List of tasks |
1 - In the video coding meeting notes, why can the auxiliary picture layer approach proposed in JCTVC-N0063 be used in systems functionalities such as session negotiation? Answer in one to three sentences.
2 - Reproduce everything in the video coding meeting notes from "A prior relevant" down to "decode as empty.".

=== Quoted passage ===

It was commented that auxiliary pictures seems like a good alternative approach, perhaps accompanied by SEI.

Further study was encouraged, particularly focused on the auxiliary pictures approach.

JCTVC-N0269 HLS: Non-significant slice segments with tiles for single layer HEVC extensions [C. Auyeung (Sony)]

The motion-constrained tile sets SEI message in Range Extensions text specification: Draft 3 can be used to signal that a CVS is comprised of one or more regions of interest in the form of independently decodable motion-constrained tile sets. A user can interactively select and decode a motion constrained tile set without decoding the other tiles. This contribution proposes syntax and semantics that support the extraction of independently decodable motion-constrained tile sets to form a new bitstream without transcoding at the CTU level for streaming of the regions of interest in applications such as interactive UHDTV application, dynamic high-quality zoom-in application, interactive on-demand, e-learning, smart surveillance, and etc.

A prior relevant idea was presented in M0277 and M0046.

Proponent describes replacing regions outside an ROI set of tiles with blank/filler coded picture regions.

As proposed, this would require a new profile.

It was remarked that alternatives to non-backward-compatible syntax may be feasible for this. An SEI message can indicate that some slices would decode as empty.

An analogy was drawn with the pseudo-monochrome indicator at the SPS/VUI level.

Further study is encouraged.

JCTVC-N0063 REXT/MV-HEVC/SHVC HLS: Auxiliary picture layers [M. M. Hannuksela (Nokia)]

This contribution proposes to specify new scalability dimension in the VPS extension syntax for a layer carrying auxiliary pictures. It is asserted that the proposed approach:

Enables to indicate CPB HRD parameters separately for the primary pictures (i.e., the base layer) and for the entire bitstream;
Enables to the bitstream extraction process to extract the bitstream containing the primary pictures only;
Can be used in systems functionalities, such as session negotiation, as the presence of auxiliary pictures is indicated through the VPS; and
Does not require any new VCL NAL unit type(s).

Revision 1 discusses the following options on syntax structures for including the type and characteristics of auxiliary pictures. Options 1 and 2 are relevant regardless of whether auxiliary pictures are carried on specific layers (as proposed in this contribution) or within new VCL NAL unit type(s). Option 3 is suggested in this contribution for the proposed auxiliary picture layer design.

Indicating the type and characteristics of auxiliary pictures in the SPS extension.
Indicating the type and characteristics of auxiliary pictures in an SEI message.
Indicating the type of auxiliary pictures in the VPS extension and the characteristics in an SEI message.

Revision 2 includes specification text for chroma enhancement auxiliary pictures proposed in JCTVC-N0145.

It was remarked that the scheme is quite interesting and seems like a good idea. It was agreed to consider this as a starting point for strong consideration and further development in AHGs on SHVC HLS and RExt. The proponent indicated that software could be provided and this was encouraged.

=== Data section ===

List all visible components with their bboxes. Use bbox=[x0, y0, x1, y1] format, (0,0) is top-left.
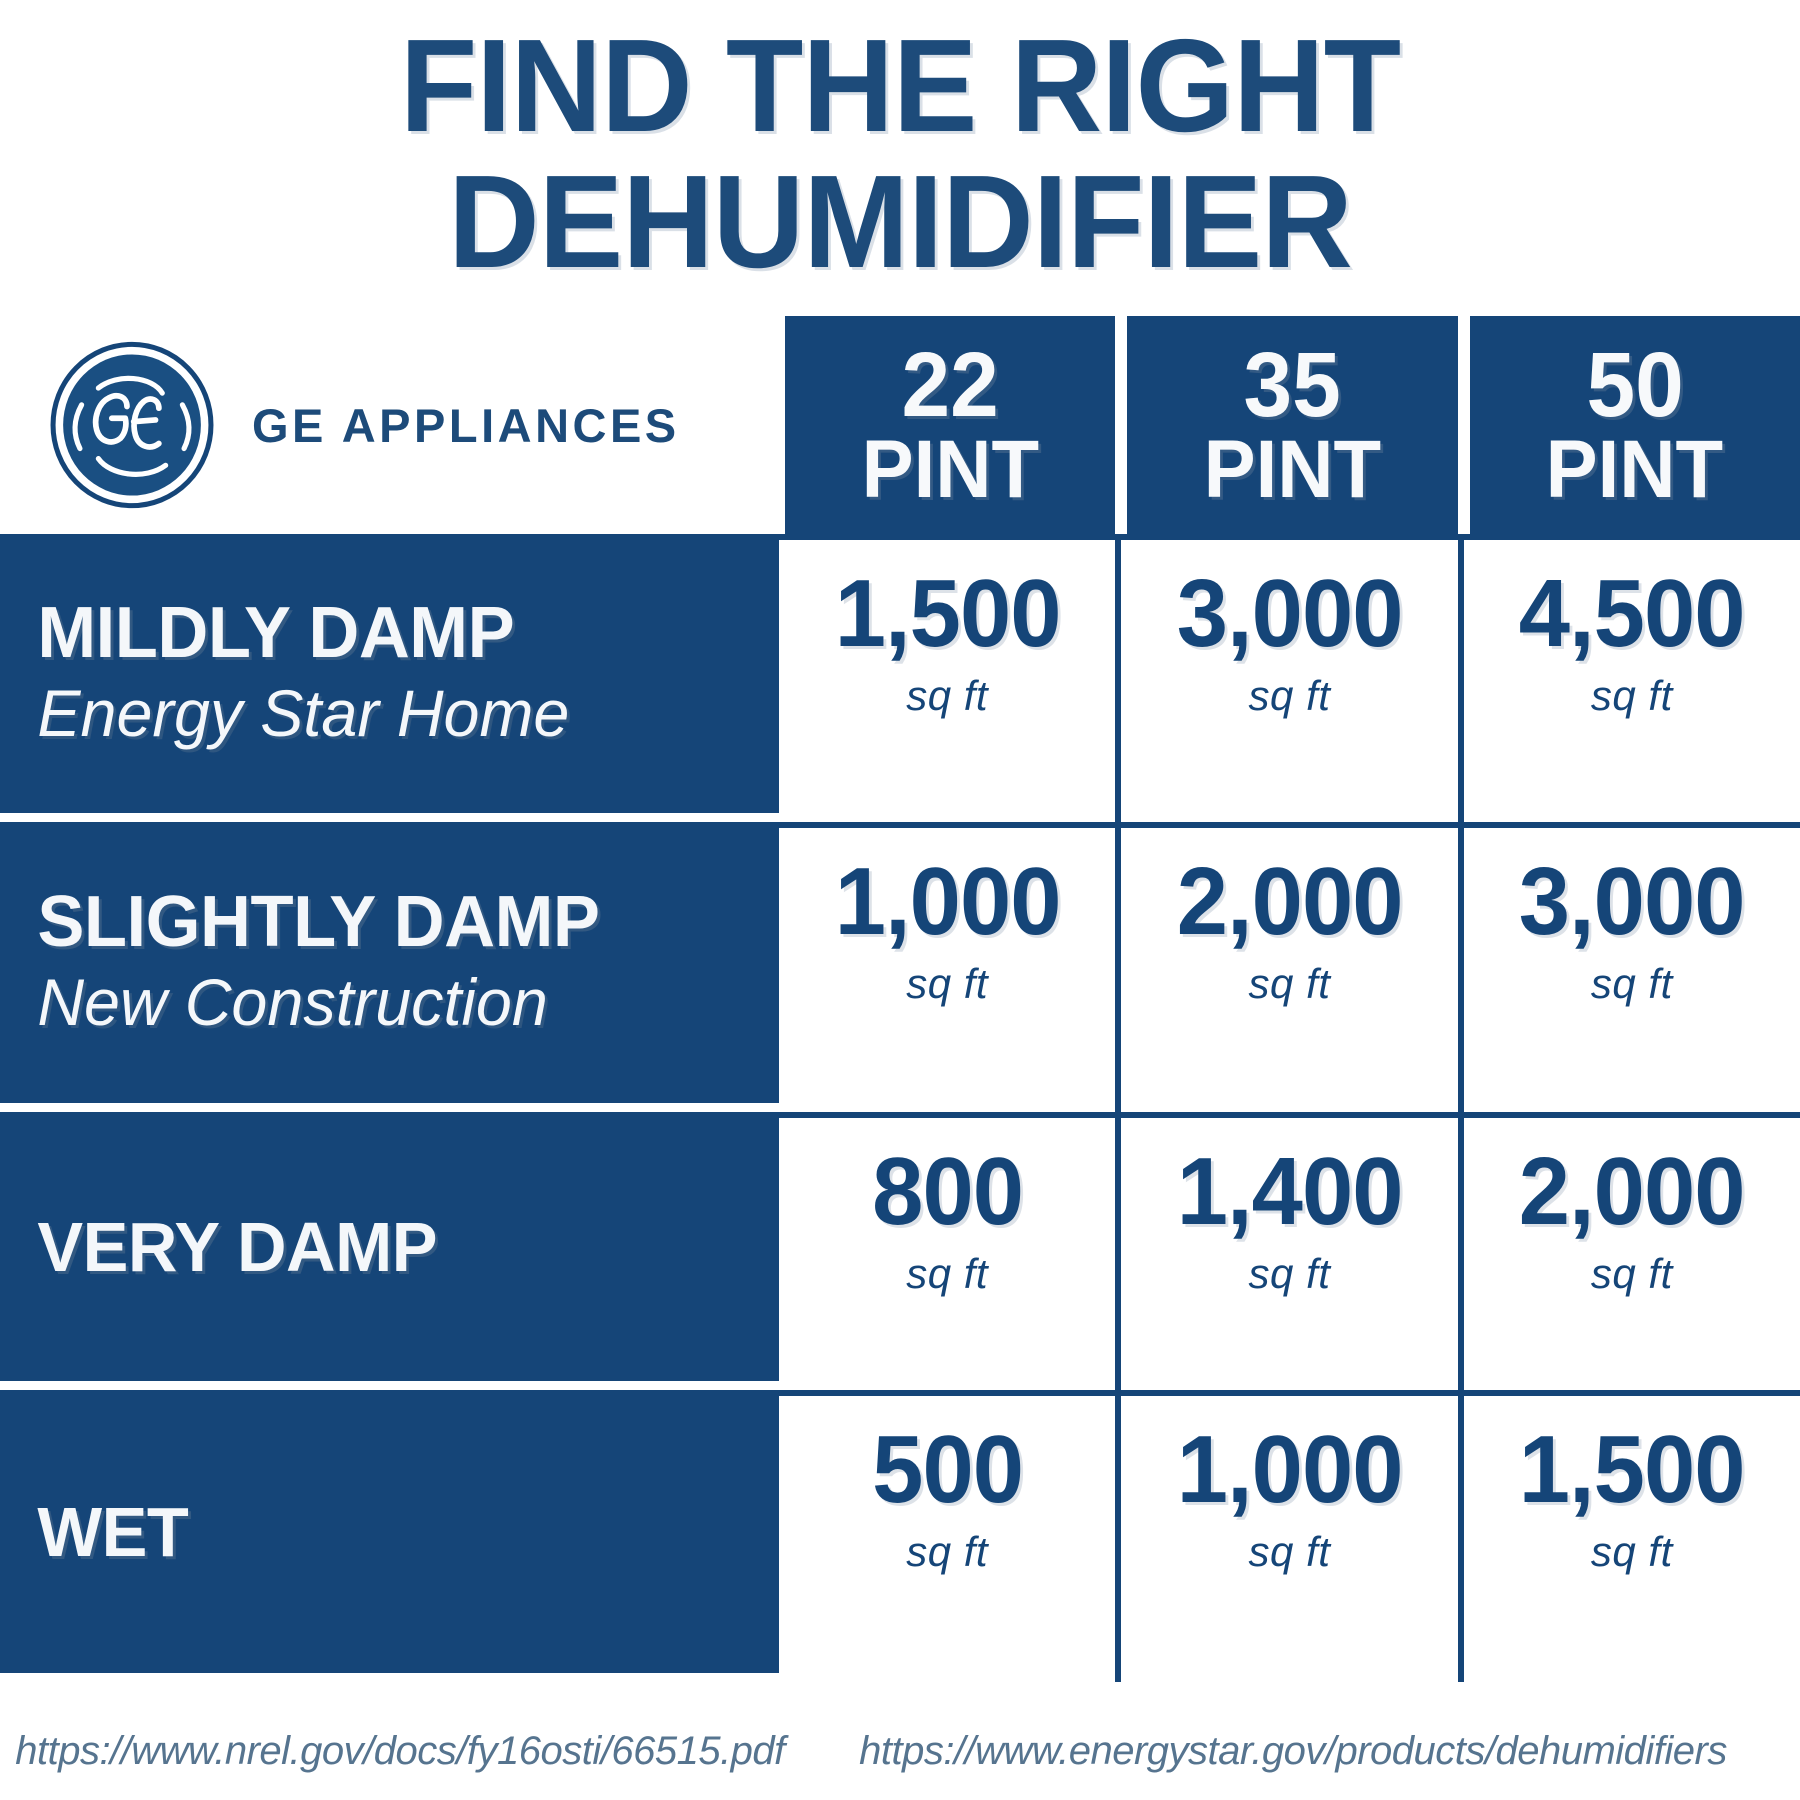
row-values-wet: 500 sq ft 1,000 sq ft 1,500 sq ft bbox=[779, 1390, 1800, 1682]
cell-unit: sq ft bbox=[1249, 1250, 1331, 1298]
cell-slightly-damp-35-pint: 2,000 sq ft bbox=[1115, 828, 1457, 1112]
cell-slightly-damp-50-pint: 3,000 sq ft bbox=[1458, 828, 1800, 1112]
row-values-slightly-damp: 1,000 sq ft 2,000 sq ft 3,000 sq ft bbox=[779, 822, 1800, 1112]
row-label-wet: WET bbox=[0, 1390, 779, 1682]
row-label-very-damp: VERY DAMP bbox=[0, 1112, 779, 1390]
cell-value: 3,000 bbox=[1177, 566, 1403, 662]
cell-value: 2,000 bbox=[1519, 1144, 1745, 1240]
cell-unit: sq ft bbox=[1591, 1528, 1673, 1576]
source-footer: https://www.nrel.gov/docs/fy16osti/66515… bbox=[0, 1729, 1800, 1774]
cell-value: 1,500 bbox=[1519, 1422, 1745, 1518]
row-values-very-damp: 800 sq ft 1,400 sq ft 2,000 sq ft bbox=[779, 1112, 1800, 1390]
table-row: WET 500 sq ft 1,000 sq ft 1,500 sq ft bbox=[0, 1390, 1800, 1682]
page-title-line-1: FIND THE RIGHT bbox=[36, 18, 1764, 154]
source-link-nrel[interactable]: https://www.nrel.gov/docs/fy16osti/66515… bbox=[0, 1729, 800, 1774]
column-header-35-pint: 35 PINT bbox=[1127, 316, 1457, 534]
source-link-energystar[interactable]: https://www.energystar.gov/products/dehu… bbox=[800, 1729, 1800, 1774]
column-header-22-pint: 22 PINT bbox=[785, 316, 1115, 534]
cell-very-damp-35-pint: 1,400 sq ft bbox=[1115, 1118, 1457, 1390]
column-header-50-pint-number: 50 bbox=[1586, 341, 1683, 430]
cell-value: 500 bbox=[872, 1422, 1023, 1518]
row-label-slightly-damp-subtitle: New Construction bbox=[37, 966, 757, 1040]
row-label-mildly-damp-title: MILDLY DAMP bbox=[37, 597, 757, 669]
cell-value: 2,000 bbox=[1177, 854, 1403, 950]
cell-unit: sq ft bbox=[1591, 1250, 1673, 1298]
cell-unit: sq ft bbox=[1249, 672, 1331, 720]
column-header-35-pint-number: 35 bbox=[1244, 341, 1341, 430]
page-title: FIND THE RIGHT DEHUMIDIFIER bbox=[0, 0, 1800, 290]
table-header-row: GE APPLIANCES 22 PINT 35 PINT 50 PINT bbox=[0, 316, 1800, 534]
cell-value: 4,500 bbox=[1519, 566, 1745, 662]
cell-unit: sq ft bbox=[906, 672, 988, 720]
cell-value: 1,400 bbox=[1177, 1144, 1403, 1240]
cell-mildly-damp-22-pint: 1,500 sq ft bbox=[779, 540, 1115, 822]
table-row: VERY DAMP 800 sq ft 1,400 sq ft 2,000 sq… bbox=[0, 1112, 1800, 1390]
cell-very-damp-50-pint: 2,000 sq ft bbox=[1458, 1118, 1800, 1390]
column-header-22-pint-unit: PINT bbox=[861, 430, 1038, 510]
column-header-50-pint-unit: PINT bbox=[1546, 430, 1723, 510]
row-label-very-damp-title: VERY DAMP bbox=[37, 1212, 757, 1282]
column-header-35-pint-unit: PINT bbox=[1204, 430, 1381, 510]
page-title-line-2: DEHUMIDIFIER bbox=[36, 154, 1764, 290]
cell-wet-22-pint: 500 sq ft bbox=[779, 1396, 1115, 1682]
column-header-22-pint-number: 22 bbox=[902, 341, 999, 430]
cell-unit: sq ft bbox=[906, 1250, 988, 1298]
cell-unit: sq ft bbox=[1249, 960, 1331, 1008]
cell-unit: sq ft bbox=[906, 1528, 988, 1576]
cell-value: 800 bbox=[872, 1144, 1023, 1240]
capacity-header-group: 22 PINT 35 PINT 50 PINT bbox=[785, 316, 1800, 534]
cell-wet-50-pint: 1,500 sq ft bbox=[1458, 1396, 1800, 1682]
brand-name: GE APPLIANCES bbox=[252, 398, 680, 453]
brand-cell: GE APPLIANCES bbox=[0, 316, 785, 534]
row-label-wet-title: WET bbox=[37, 1497, 757, 1567]
ge-monogram-icon bbox=[48, 341, 216, 509]
row-label-mildly-damp: MILDLY DAMP Energy Star Home bbox=[0, 534, 779, 822]
cell-very-damp-22-pint: 800 sq ft bbox=[779, 1118, 1115, 1390]
cell-value: 1,000 bbox=[1177, 1422, 1403, 1518]
cell-wet-35-pint: 1,000 sq ft bbox=[1115, 1396, 1457, 1682]
cell-unit: sq ft bbox=[1249, 1528, 1331, 1576]
cell-value: 1,500 bbox=[834, 566, 1060, 662]
cell-mildly-damp-50-pint: 4,500 sq ft bbox=[1458, 540, 1800, 822]
table-row: SLIGHTLY DAMP New Construction 1,000 sq … bbox=[0, 822, 1800, 1112]
cell-value: 1,000 bbox=[834, 854, 1060, 950]
cell-slightly-damp-22-pint: 1,000 sq ft bbox=[779, 828, 1115, 1112]
row-label-slightly-damp: SLIGHTLY DAMP New Construction bbox=[0, 822, 779, 1112]
cell-mildly-damp-35-pint: 3,000 sq ft bbox=[1115, 540, 1457, 822]
cell-value: 3,000 bbox=[1519, 854, 1745, 950]
table-row: MILDLY DAMP Energy Star Home 1,500 sq ft… bbox=[0, 534, 1800, 822]
row-values-mildly-damp: 1,500 sq ft 3,000 sq ft 4,500 sq ft bbox=[779, 534, 1800, 822]
cell-unit: sq ft bbox=[1591, 960, 1673, 1008]
column-header-50-pint: 50 PINT bbox=[1470, 316, 1800, 534]
dehumidifier-sizing-table: GE APPLIANCES 22 PINT 35 PINT 50 PINT MI… bbox=[0, 316, 1800, 1682]
row-label-slightly-damp-title: SLIGHTLY DAMP bbox=[37, 886, 757, 958]
cell-unit: sq ft bbox=[906, 960, 988, 1008]
row-label-mildly-damp-subtitle: Energy Star Home bbox=[37, 677, 757, 751]
cell-unit: sq ft bbox=[1591, 672, 1673, 720]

===

Written answers |
1 - The contribution says the approach can serve systems functionalities such as session negotiation because the presence of auxiliary pictures is indicated through the VPS.

2 -
A prior relevant idea was presented in M0277 and M0046.

Proponent describes replacing regions outside an ROI set of tiles with blank/filler coded picture regions.

As proposed, this would require a new profile.

It was remarked that alternatives to non-backward-compatible syntax may be feasible for this. An SEI message can indicate that some slices would decode as empty.